[Entries with figure data]
-=-=-
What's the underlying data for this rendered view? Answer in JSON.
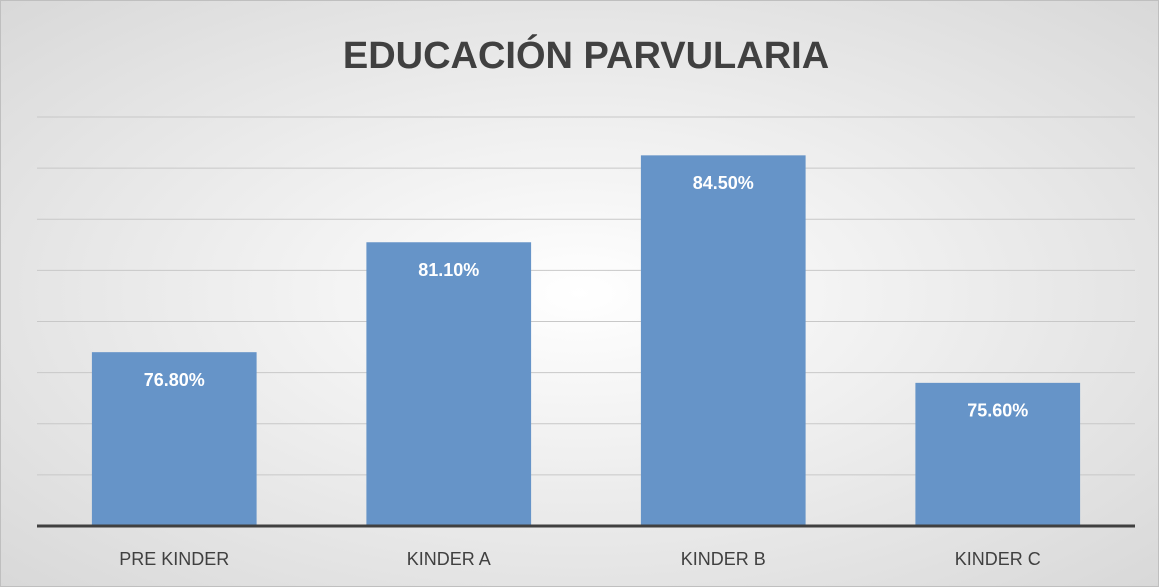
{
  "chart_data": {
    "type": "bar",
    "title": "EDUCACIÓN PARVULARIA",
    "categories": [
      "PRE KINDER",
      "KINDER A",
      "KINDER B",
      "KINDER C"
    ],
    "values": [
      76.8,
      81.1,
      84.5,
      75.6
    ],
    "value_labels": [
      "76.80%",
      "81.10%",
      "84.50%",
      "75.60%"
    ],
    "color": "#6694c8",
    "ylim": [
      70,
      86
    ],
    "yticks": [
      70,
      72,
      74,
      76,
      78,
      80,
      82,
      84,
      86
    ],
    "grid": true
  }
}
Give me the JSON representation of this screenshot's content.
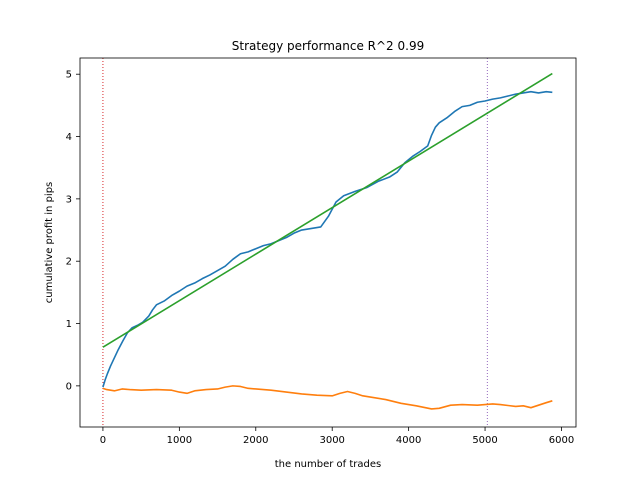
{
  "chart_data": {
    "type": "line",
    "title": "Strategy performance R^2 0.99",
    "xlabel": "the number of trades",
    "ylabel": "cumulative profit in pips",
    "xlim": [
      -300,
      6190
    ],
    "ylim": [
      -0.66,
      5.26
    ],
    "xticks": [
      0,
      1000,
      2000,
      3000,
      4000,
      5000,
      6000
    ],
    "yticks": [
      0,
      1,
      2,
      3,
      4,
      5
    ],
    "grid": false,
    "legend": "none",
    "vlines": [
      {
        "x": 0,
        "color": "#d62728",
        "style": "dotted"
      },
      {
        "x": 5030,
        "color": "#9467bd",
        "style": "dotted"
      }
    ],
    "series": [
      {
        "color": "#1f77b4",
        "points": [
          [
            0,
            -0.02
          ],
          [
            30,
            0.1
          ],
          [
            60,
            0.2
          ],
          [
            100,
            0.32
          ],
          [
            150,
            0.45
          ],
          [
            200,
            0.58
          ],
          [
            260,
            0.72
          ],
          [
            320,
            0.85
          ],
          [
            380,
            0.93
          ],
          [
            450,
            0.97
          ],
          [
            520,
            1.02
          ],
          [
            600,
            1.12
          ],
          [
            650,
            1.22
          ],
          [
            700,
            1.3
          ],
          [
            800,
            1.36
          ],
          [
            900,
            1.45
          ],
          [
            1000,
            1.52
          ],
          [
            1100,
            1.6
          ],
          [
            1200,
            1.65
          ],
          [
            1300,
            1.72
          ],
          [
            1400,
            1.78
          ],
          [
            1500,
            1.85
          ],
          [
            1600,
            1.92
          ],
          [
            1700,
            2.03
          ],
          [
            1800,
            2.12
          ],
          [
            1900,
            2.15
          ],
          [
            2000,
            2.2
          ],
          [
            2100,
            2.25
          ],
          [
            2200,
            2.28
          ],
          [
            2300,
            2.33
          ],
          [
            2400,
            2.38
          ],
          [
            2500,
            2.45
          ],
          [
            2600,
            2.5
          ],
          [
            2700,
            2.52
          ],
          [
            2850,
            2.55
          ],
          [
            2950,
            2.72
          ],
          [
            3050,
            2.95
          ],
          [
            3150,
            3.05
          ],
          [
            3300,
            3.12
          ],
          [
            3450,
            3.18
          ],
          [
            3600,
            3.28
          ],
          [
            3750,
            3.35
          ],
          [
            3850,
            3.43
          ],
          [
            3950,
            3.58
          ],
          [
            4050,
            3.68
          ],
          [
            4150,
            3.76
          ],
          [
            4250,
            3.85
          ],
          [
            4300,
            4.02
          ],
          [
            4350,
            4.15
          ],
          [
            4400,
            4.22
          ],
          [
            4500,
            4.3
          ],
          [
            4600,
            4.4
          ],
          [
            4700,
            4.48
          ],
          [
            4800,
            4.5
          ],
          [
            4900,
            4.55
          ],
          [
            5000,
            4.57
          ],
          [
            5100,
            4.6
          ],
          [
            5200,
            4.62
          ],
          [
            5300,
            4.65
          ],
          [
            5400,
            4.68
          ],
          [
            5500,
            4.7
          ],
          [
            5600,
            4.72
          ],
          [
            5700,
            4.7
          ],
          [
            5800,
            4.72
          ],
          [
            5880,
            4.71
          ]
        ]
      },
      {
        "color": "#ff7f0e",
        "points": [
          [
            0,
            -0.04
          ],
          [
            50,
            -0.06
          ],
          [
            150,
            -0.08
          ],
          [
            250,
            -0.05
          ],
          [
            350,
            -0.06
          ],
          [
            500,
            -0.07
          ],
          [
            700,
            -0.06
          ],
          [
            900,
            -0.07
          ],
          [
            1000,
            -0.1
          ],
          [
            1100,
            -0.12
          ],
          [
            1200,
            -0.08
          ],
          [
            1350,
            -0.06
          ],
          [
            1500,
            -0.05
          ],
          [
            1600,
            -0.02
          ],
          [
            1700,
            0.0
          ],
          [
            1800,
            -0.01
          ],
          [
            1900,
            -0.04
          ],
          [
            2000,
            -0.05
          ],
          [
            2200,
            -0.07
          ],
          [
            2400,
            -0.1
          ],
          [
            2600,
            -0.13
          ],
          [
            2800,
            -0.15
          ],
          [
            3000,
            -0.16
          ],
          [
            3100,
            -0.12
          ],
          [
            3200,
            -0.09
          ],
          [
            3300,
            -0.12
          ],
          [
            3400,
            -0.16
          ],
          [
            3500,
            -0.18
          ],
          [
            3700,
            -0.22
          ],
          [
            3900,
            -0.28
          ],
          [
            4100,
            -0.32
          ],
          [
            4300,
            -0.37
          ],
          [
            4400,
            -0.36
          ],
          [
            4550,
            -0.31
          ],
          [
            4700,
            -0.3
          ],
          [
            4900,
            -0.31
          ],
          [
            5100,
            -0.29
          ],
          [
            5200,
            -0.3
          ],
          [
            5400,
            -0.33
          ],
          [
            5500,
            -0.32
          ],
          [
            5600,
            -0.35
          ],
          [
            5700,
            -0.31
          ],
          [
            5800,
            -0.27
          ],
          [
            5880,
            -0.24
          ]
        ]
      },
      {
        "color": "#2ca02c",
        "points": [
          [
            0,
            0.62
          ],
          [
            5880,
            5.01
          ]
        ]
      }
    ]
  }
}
-=-=-
◆ **THE REQUEST**
Report the number of lines in the listing above that include the word "KINDER", and nothing else.

◆ **FULL SOLUTION**
4